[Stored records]

------------

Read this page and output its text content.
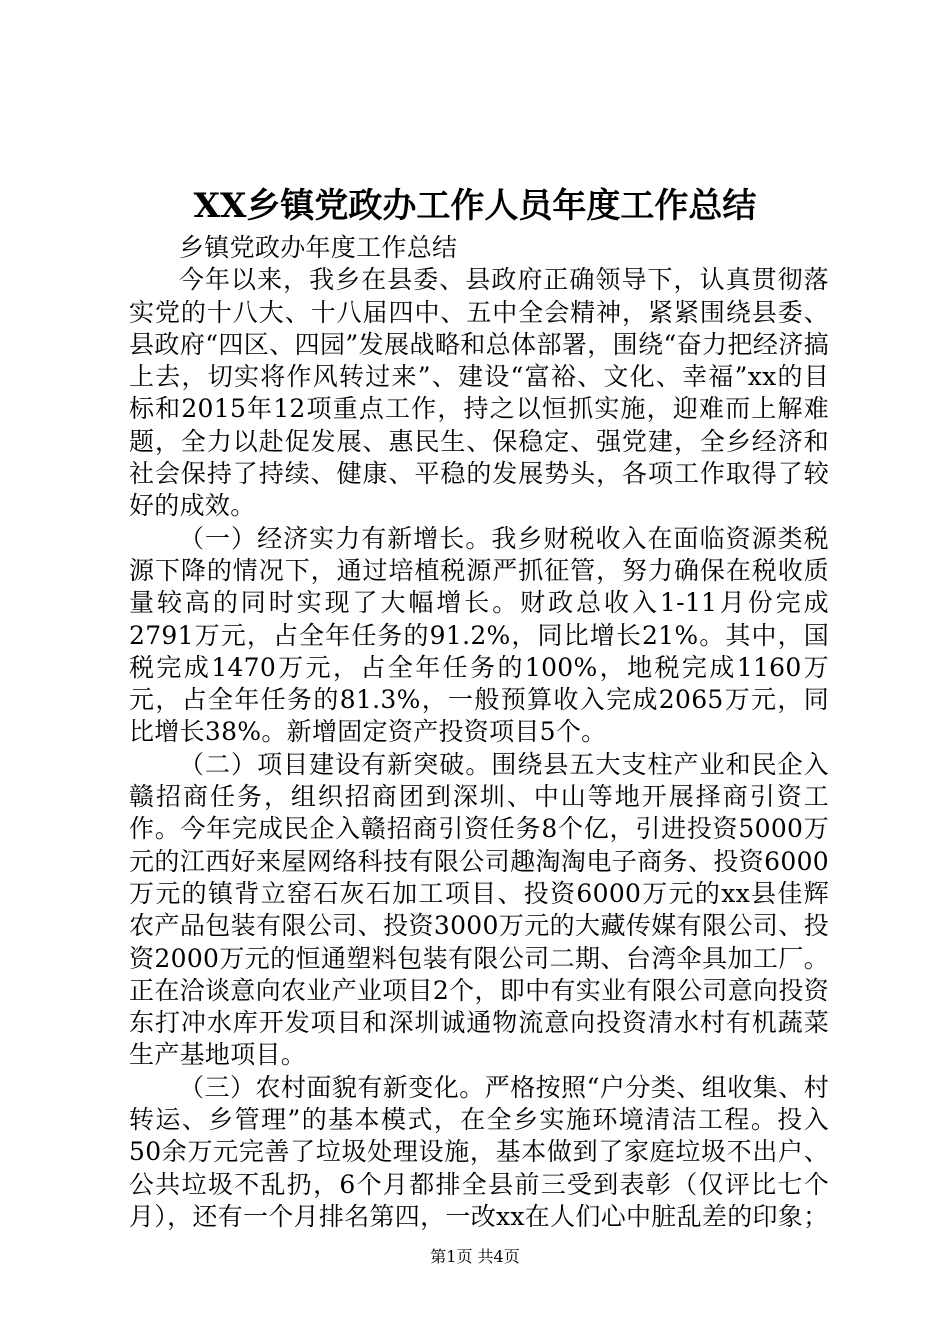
XX乡镇党政办工作人员年度工作总结

乡镇党政办年度工作总结

今年以来，我乡在县委、县政府正确领导下，认真贯彻落实党的十八大、十八届四中、五中全会精神，紧紧围绕县委、县政府“四区、四园”发展战略和总体部署，围绕“奋力把经济搞上去，切实将作风转过来”、建设“富裕、文化、幸福”xx的目标和2015年12项重点工作，持之以恒抓实施，迎难而上解难题，全力以赴促发展、惠民生、保稳定、强党建，全乡经济和社会保持了持续、健康、平稳的发展势头，各项工作取得了较好的成效。

（一）经济实力有新增长。我乡财税收入在面临资源类税源下降的情况下，通过培植税源严抓征管，努力确保在税收质量较高的同时实现了大幅增长。财政总收入1-11月份完成2791万元，占全年任务的91.2%，同比增长21%。其中，国税完成1470万元，占全年任务的100%，地税完成1160万元，占全年任务的81.3%，一般预算收入完成2065万元，同比增长38%。新增固定资产投资项目5个。

（二）项目建设有新突破。围绕县五大支柱产业和民企入赣招商任务，组织招商团到深圳、中山等地开展择商引资工作。今年完成民企入赣招商引资任务8个亿，引进投资5000万元的江西好来屋网络科技有限公司趣淘淘电子商务、投资6000万元的镇背立窑石灰石加工项目、投资6000万元的xx县佳辉农产品包装有限公司、投资3000万元的大藏传媒有限公司、投资2000万元的恒通塑料包装有限公司二期、台湾伞具加工厂。正在洽谈意向农业产业项目2个，即中有实业有限公司意向投资东打冲水库开发项目和深圳诚通物流意向投资清水村有机蔬菜生产基地项目。

（三）农村面貌有新变化。严格按照“户分类、组收集、村转运、乡管理”的基本模式，在全乡实施环境清洁工程。投入50余万元完善了垃圾处理设施，基本做到了家庭垃圾不出户、公共垃圾不乱扔，6个月都排全县前三受到表彰（仅评比七个月），还有一个月排名第四，一改xx在人们心中脏乱差的印象；

第1页 共4页
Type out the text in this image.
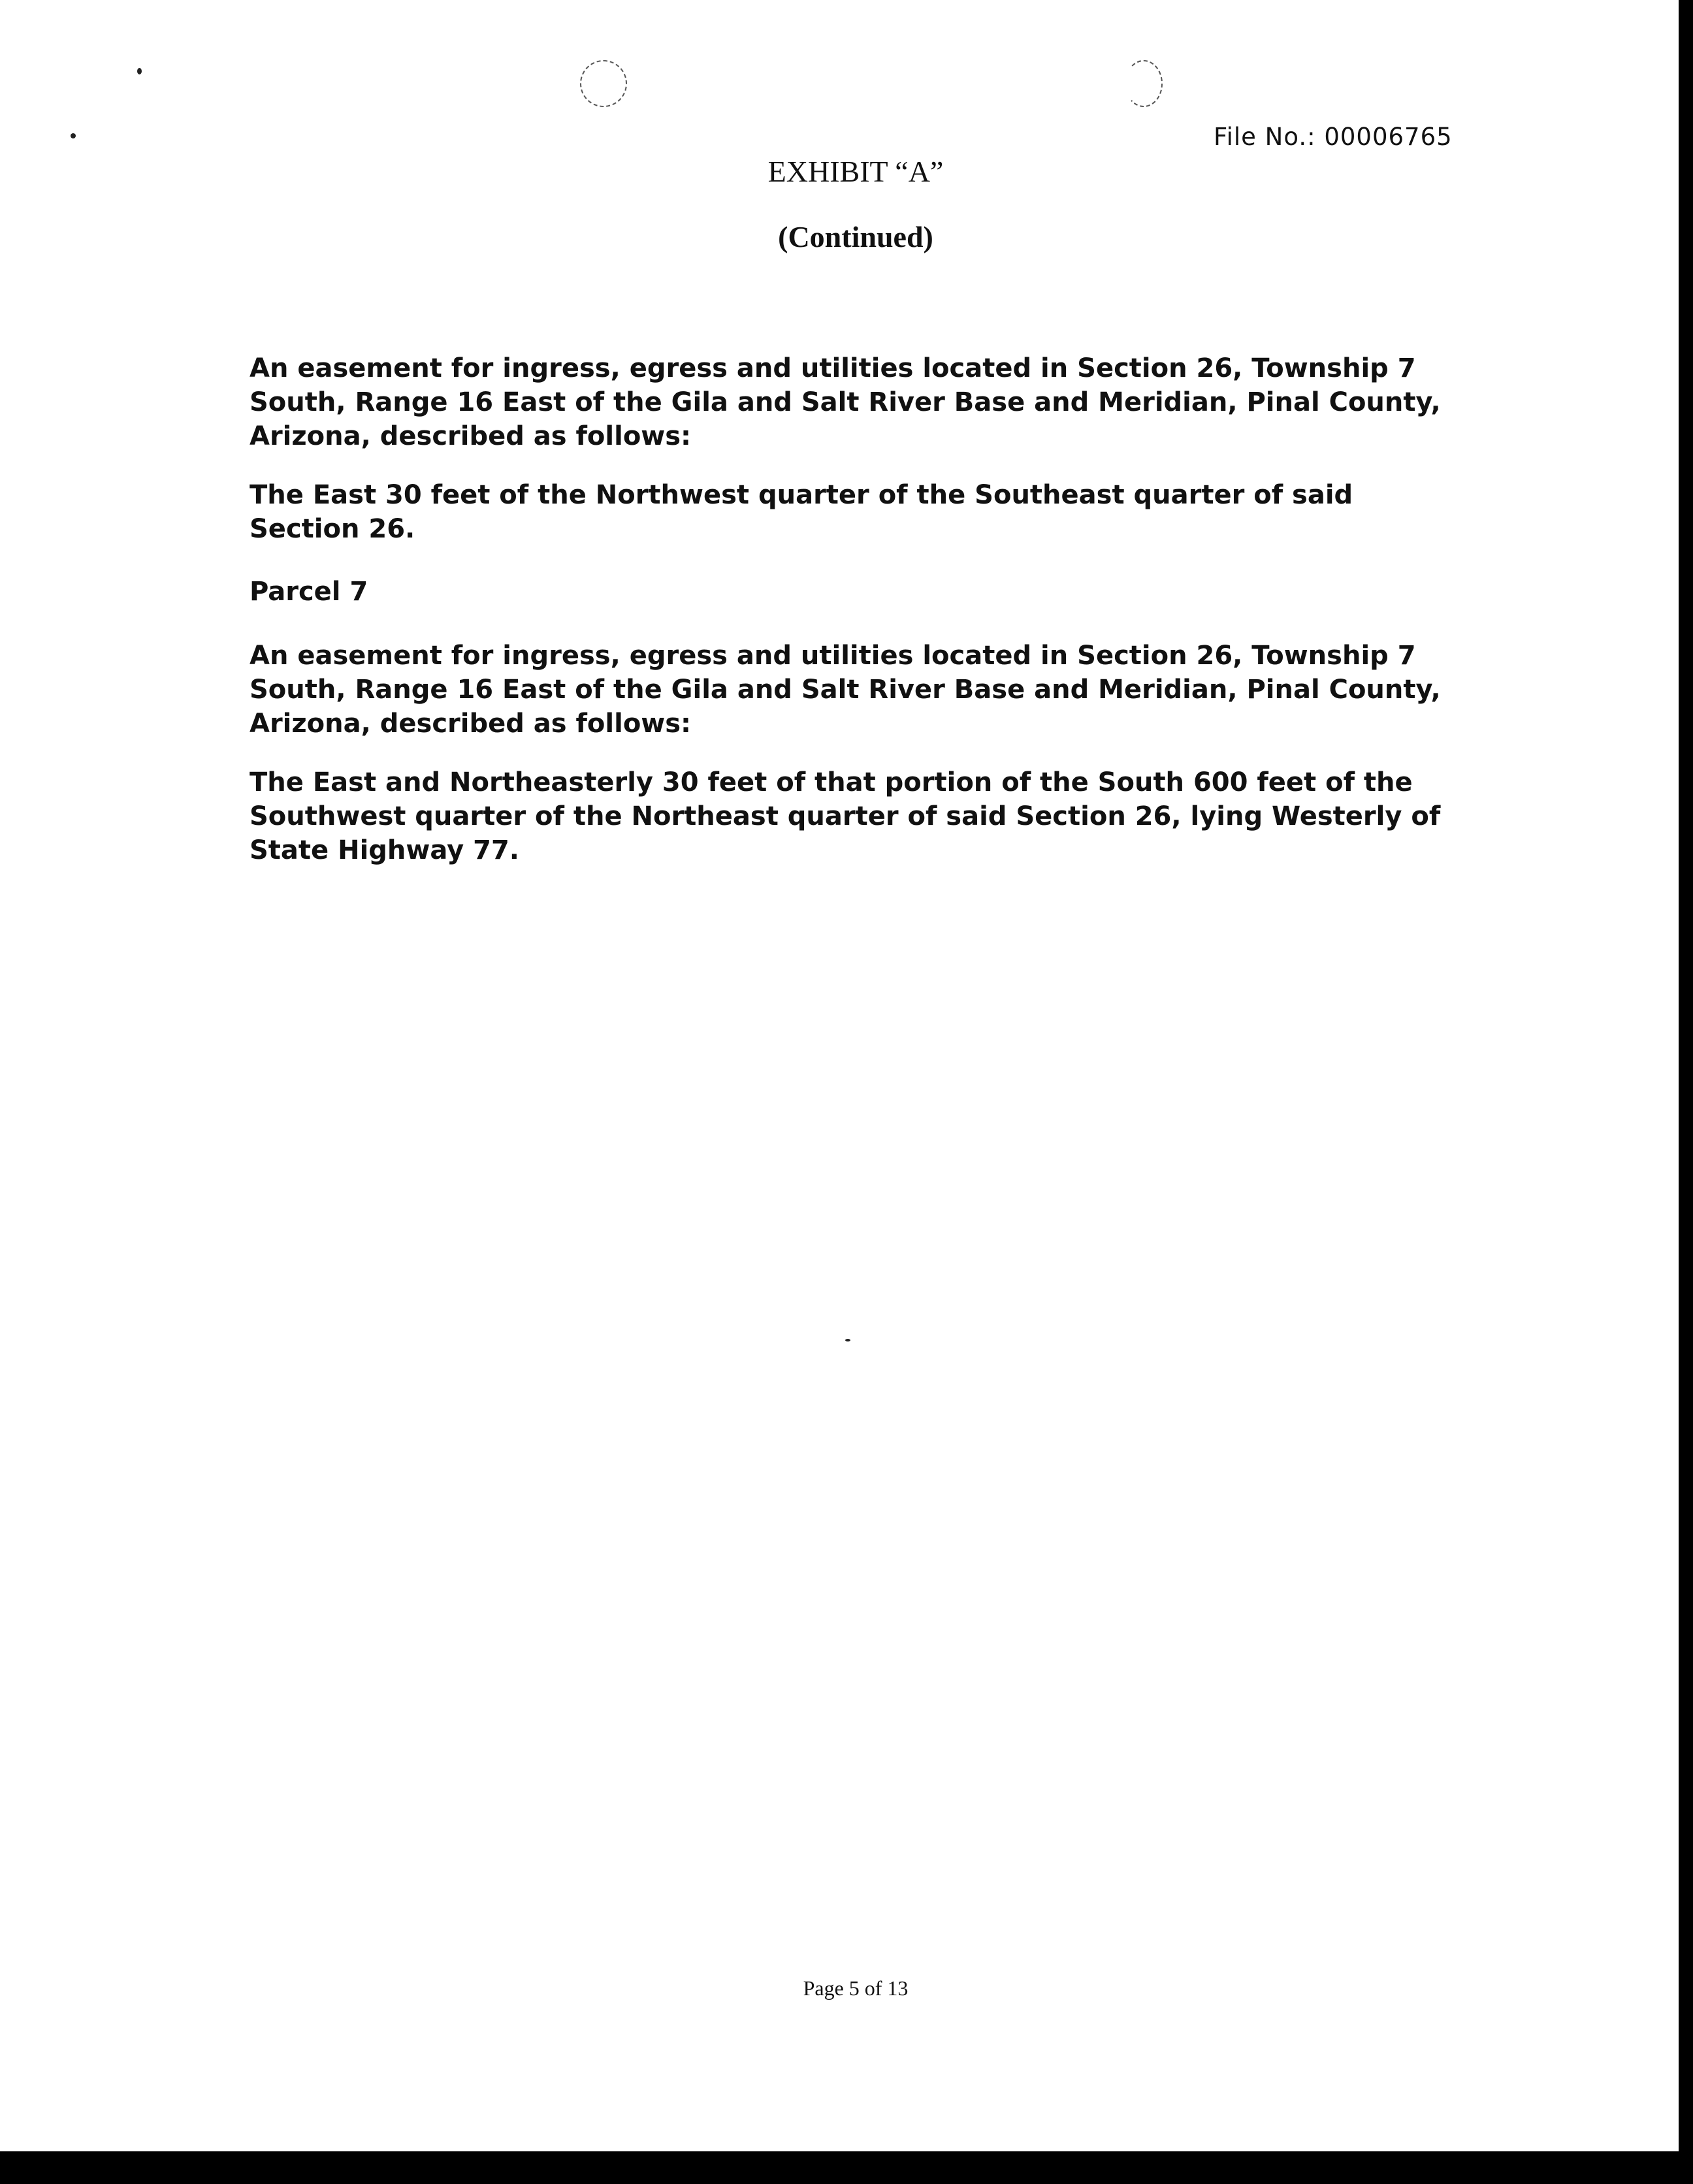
File No.: 00006765
EXHIBIT “A”
(Continued)
An easement for ingress, egress and utilities located in Section 26, Township 7 South, Range 16 East of the Gila and Salt River Base and Meridian, Pinal County, Arizona, described as follows:
The East 30 feet of the Northwest quarter of the Southeast quarter of said Section 26.
Parcel 7
An easement for ingress, egress and utilities located in Section 26, Township 7 South, Range 16 East of the Gila and Salt River Base and Meridian, Pinal County, Arizona, described as follows:
The East and Northeasterly 30 feet of that portion of the South 600 feet of the Southwest quarter of the Northeast quarter of said Section 26, lying Westerly of State Highway 77.
Page 5 of 13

------------

**THE PROBLEM:**
Gather all lines of the records that include the word "text".

**RESULT OF THE EXERCISE:**
Read this page and output its text content.
Type out the text in this image.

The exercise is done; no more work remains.